-- Exercise aim --
Without including any pictures, copy each entry below exactly.

-- Exercise inputs --
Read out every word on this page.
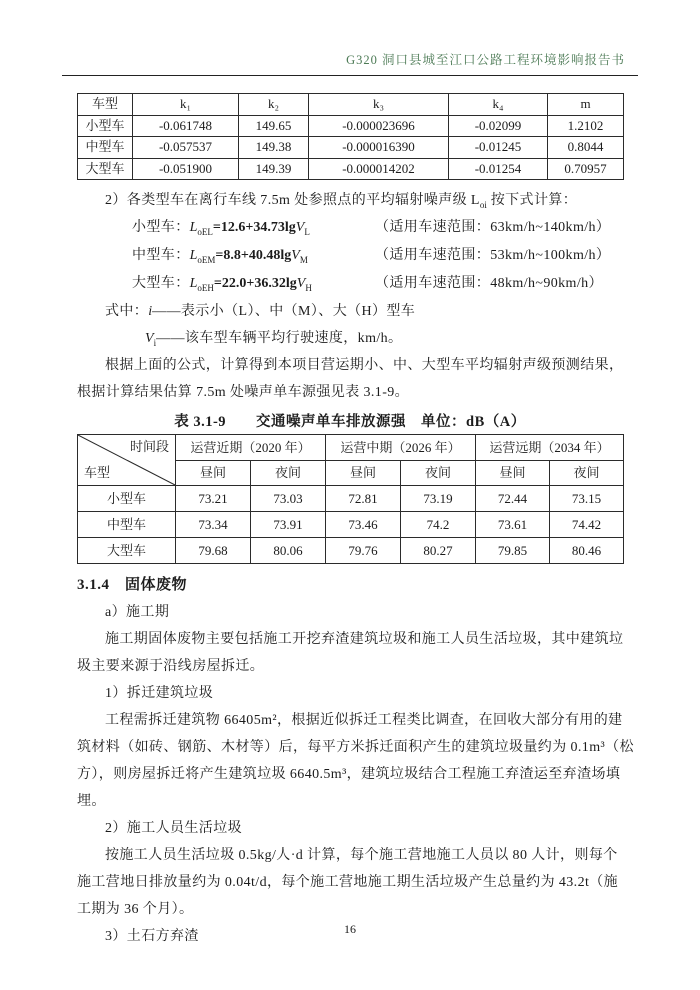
G320 洞口县城至江口公路工程环境影响报告书
车型	k₁	k₂	k₃	k₄	m
小型车	-0.061748	149.65	-0.000023696	-0.02099	1.2102
中型车	-0.057537	149.38	-0.000016390	-0.01245	0.8044
大型车	-0.051900	149.39	-0.000014202	-0.01254	0.70957
2）各类型车在离行车线 7.5m 处参照点的平均辐射噪声级 $L_{oi}$ 按下式计算：
小型车：$L_{oEL}=12.6+34.73\lg V_L$	（适用车速范围：63km/h~140km/h）
中型车：$L_{oEM}=8.8+40.48\lg V_M$	（适用车速范围：53km/h~100km/h）
大型车：$L_{oEH}=22.0+36.32\lg V_H$	（适用车速范围：48km/h~90km/h）
式中：i——表示小（L）、中（M）、大（H）型车
$V_i——$该车型车辆平均行驶速度，km/h。
根据上面的公式，计算得到本项目营运期小、中、大型车平均辐射声级预测结果，
根据计算结果估算 7.5m 处噪声单车源强见表 3.1-9。
表 3.1-9　　交通噪声单车排放源强　单位：dB（A）
时间段
车型	运营近期（2020 年）		运营中期（2026 年）		运营远期（2034 年）	
	昼间	夜间	昼间	夜间	昼间	夜间
小型车	73.21	73.03	72.81	73.19	72.44	73.15
中型车	73.34	73.91	73.46	74.2	73.61	74.42
大型车	79.68	80.06	79.76	80.27	79.85	80.46
3.1.4　固体废物
a）施工期
施工期固体废物主要包括施工开挖弃渣建筑垃圾和施工人员生活垃圾，其中建筑垃
圾主要来源于沿线房屋拆迁。
1）拆迁建筑垃圾
工程需拆迁建筑物 66405m²，根据近似拆迁工程类比调查，在回收大部分有用的建
筑材料（如砖、钢筋、木材等）后，每平方米拆迁面积产生的建筑垃圾量约为 0.1m³（松
方），则房屋拆迁将产生建筑垃圾 6640.5m³，建筑垃圾结合工程施工弃渣运至弃渣场填
埋。
2）施工人员生活垃圾
按施工人员生活垃圾 0.5kg/人·d 计算，每个施工营地施工人员以 80 人计，则每个
施工营地日排放量约为 0.04t/d，每个施工营地施工期生活垃圾产生总量约为 43.2t（施
工期为 36 个月）。
3）土石方弃渣	16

-- Task response --
Read out every word on this page.
G320 洞口县城至江口公路工程环境影响报告书
车型	k₁	k₂	k₃	k₄	m
小型车	-0.061748	149.65	-0.000023696	-0.02099	1.2102
中型车	-0.057537	149.38	-0.000016390	-0.01245	0.8044
大型车	-0.051900	149.39	-0.000014202	-0.01254	0.70957
2）各类型车在离行车线 7.5m 处参照点的平均辐射噪声级 $L_{oi}$ 按下式计算：
小型车：$L_{oEL}=12.6+34.73\lg V_L$	（适用车速范围：63km/h~140km/h）
中型车：$L_{oEM}=8.8+40.48\lg V_M$	（适用车速范围：53km/h~100km/h）
大型车：$L_{oEH}=22.0+36.32\lg V_H$	（适用车速范围：48km/h~90km/h）
式中：i——表示小（L）、中（M）、大（H）型车
$V_i——$该车型车辆平均行驶速度，km/h。
根据上面的公式，计算得到本项目营运期小、中、大型车平均辐射声级预测结果，
根据计算结果估算 7.5m 处噪声单车源强见表 3.1-9。
表 3.1-9　　交通噪声单车排放源强　单位：dB（A）
时间段
车型	运营近期（2020 年）		运营中期（2026 年）		运营远期（2034 年）	
	昼间	夜间	昼间	夜间	昼间	夜间
小型车	73.21	73.03	72.81	73.19	72.44	73.15
中型车	73.34	73.91	73.46	74.2	73.61	74.42
大型车	79.68	80.06	79.76	80.27	79.85	80.46
3.1.4　固体废物
a）施工期
施工期固体废物主要包括施工开挖弃渣建筑垃圾和施工人员生活垃圾，其中建筑垃
圾主要来源于沿线房屋拆迁。
1）拆迁建筑垃圾
工程需拆迁建筑物 66405m²，根据近似拆迁工程类比调查，在回收大部分有用的建
筑材料（如砖、钢筋、木材等）后，每平方米拆迁面积产生的建筑垃圾量约为 0.1m³（松
方），则房屋拆迁将产生建筑垃圾 6640.5m³，建筑垃圾结合工程施工弃渣运至弃渣场填
埋。
2）施工人员生活垃圾
按施工人员生活垃圾 0.5kg/人·d 计算，每个施工营地施工人员以 80 人计，则每个
施工营地日排放量约为 0.04t/d，每个施工营地施工期生活垃圾产生总量约为 43.2t（施
工期为 36 个月）。
3）土石方弃渣	16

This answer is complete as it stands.